Problem | Copy out all the lines where "source" shows up.

Record list |
________________

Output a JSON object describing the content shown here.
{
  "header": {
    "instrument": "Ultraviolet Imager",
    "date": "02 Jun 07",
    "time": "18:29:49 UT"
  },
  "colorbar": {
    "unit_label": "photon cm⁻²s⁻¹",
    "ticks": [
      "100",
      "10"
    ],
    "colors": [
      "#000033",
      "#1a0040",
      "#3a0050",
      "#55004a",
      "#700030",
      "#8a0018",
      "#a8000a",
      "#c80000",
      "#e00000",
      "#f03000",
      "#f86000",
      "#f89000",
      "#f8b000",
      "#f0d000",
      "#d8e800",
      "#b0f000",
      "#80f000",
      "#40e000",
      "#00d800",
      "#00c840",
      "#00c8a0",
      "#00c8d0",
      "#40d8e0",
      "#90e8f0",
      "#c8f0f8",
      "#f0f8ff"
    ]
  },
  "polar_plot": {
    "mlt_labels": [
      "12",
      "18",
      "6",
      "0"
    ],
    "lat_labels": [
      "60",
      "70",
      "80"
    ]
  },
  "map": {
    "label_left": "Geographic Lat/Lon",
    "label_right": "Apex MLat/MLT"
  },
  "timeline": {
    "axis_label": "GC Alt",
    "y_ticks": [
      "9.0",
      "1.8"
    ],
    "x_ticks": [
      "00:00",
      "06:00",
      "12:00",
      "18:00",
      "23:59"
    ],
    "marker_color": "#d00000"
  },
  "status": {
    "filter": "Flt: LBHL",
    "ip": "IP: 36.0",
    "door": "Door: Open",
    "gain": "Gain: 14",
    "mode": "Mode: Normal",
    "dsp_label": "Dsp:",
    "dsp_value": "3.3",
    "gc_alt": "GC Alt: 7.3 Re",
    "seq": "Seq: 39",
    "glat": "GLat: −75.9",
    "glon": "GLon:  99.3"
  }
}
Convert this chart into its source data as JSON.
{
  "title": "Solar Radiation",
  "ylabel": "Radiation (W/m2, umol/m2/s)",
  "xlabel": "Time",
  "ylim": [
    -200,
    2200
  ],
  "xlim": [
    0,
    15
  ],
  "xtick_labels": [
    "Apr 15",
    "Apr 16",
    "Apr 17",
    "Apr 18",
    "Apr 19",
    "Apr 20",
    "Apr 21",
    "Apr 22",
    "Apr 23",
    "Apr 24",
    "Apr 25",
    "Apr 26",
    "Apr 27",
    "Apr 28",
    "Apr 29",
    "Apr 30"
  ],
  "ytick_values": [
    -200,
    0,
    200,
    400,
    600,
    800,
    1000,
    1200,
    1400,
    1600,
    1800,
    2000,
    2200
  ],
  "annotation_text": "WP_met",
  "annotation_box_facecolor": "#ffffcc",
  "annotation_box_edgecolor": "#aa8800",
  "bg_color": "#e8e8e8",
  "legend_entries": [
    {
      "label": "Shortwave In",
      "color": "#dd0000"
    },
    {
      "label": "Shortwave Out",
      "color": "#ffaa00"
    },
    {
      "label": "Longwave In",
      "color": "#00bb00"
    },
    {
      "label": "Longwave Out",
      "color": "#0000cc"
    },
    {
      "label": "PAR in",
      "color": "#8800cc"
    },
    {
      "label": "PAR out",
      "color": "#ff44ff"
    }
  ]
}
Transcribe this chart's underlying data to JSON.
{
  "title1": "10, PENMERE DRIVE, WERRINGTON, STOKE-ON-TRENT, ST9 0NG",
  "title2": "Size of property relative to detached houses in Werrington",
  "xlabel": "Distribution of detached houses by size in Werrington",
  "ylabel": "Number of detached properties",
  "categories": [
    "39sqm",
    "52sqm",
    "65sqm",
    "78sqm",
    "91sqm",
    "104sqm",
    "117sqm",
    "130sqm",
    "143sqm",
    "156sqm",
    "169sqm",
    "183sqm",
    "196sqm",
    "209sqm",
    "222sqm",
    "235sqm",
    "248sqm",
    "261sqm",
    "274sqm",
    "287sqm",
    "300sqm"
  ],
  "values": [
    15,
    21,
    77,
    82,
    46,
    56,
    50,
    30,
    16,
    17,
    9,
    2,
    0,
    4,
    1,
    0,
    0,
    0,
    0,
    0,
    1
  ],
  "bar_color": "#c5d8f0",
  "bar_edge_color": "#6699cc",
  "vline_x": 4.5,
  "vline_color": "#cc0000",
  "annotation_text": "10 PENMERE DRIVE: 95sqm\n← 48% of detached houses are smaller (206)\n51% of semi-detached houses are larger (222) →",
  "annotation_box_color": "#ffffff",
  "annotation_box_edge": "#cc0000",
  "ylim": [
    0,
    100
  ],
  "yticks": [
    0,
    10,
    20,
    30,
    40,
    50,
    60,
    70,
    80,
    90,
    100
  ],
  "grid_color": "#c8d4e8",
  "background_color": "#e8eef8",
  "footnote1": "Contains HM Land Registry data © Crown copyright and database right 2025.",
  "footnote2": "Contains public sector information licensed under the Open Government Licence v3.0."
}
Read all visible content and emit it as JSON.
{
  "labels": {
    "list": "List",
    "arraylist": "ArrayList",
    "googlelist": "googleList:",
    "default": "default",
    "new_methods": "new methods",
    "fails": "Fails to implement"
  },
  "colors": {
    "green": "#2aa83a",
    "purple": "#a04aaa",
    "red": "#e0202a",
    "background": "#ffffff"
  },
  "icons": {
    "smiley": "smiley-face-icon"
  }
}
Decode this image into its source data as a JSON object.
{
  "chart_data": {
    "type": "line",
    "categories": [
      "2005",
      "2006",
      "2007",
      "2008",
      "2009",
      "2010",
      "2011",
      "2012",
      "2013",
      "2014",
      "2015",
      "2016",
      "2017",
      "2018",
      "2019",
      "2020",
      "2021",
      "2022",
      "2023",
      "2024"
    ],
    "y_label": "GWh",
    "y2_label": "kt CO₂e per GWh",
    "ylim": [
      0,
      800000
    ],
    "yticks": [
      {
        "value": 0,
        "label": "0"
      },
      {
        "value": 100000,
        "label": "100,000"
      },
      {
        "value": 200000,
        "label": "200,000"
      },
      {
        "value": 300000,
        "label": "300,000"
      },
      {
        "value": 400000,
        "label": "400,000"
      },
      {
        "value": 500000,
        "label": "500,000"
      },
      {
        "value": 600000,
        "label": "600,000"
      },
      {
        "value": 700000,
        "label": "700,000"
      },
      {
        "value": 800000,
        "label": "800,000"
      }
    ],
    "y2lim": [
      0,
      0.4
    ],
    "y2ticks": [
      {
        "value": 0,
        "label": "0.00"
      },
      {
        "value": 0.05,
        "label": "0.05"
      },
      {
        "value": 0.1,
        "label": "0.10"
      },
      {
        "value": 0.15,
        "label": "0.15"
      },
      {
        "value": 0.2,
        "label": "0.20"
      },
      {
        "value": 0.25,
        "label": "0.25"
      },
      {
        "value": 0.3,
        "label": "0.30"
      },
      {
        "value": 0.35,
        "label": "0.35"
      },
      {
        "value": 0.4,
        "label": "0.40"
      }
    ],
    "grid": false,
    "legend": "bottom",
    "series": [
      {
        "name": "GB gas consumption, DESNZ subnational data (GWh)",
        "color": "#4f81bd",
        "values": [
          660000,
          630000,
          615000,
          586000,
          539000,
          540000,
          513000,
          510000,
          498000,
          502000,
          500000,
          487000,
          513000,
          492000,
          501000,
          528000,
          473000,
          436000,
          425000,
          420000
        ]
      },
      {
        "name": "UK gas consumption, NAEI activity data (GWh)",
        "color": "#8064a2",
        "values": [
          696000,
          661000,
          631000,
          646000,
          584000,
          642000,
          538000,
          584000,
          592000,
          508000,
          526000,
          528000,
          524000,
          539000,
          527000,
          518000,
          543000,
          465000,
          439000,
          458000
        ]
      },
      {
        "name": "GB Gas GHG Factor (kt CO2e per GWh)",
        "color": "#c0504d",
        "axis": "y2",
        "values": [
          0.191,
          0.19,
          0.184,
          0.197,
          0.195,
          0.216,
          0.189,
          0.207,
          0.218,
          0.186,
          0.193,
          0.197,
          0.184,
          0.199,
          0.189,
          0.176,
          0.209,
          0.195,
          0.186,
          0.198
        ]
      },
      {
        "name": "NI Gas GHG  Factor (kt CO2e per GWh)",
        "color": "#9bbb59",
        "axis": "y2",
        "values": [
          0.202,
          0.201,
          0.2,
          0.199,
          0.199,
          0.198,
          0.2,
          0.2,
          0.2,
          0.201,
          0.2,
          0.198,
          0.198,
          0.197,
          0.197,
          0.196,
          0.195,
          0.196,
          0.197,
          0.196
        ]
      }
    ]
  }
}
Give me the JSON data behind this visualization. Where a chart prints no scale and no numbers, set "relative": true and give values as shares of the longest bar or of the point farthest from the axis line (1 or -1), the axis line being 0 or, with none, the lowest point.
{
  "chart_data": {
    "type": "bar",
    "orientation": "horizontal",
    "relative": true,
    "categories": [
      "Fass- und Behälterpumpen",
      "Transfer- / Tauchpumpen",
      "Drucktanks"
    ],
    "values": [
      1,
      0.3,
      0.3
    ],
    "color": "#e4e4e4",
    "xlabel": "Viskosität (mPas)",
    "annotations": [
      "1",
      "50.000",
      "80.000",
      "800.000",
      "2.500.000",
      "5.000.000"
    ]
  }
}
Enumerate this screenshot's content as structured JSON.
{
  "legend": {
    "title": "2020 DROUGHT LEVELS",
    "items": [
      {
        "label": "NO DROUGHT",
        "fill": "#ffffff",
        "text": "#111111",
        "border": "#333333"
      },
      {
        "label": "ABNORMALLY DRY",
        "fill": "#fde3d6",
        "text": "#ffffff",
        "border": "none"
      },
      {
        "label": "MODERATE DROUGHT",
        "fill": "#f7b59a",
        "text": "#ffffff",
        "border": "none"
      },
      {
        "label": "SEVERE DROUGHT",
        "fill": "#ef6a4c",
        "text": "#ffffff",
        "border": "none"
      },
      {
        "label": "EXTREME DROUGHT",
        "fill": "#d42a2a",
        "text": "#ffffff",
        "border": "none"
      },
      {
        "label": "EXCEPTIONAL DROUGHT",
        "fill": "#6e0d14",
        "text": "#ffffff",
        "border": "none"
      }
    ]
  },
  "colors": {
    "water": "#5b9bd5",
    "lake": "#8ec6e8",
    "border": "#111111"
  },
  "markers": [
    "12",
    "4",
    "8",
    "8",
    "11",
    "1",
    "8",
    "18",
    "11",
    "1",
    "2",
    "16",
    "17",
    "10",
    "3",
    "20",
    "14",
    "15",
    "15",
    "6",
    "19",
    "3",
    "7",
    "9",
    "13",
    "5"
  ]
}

________________

Result |
Convert this chart into its source data as JSON.
Decode this image into its source data as a JSON object.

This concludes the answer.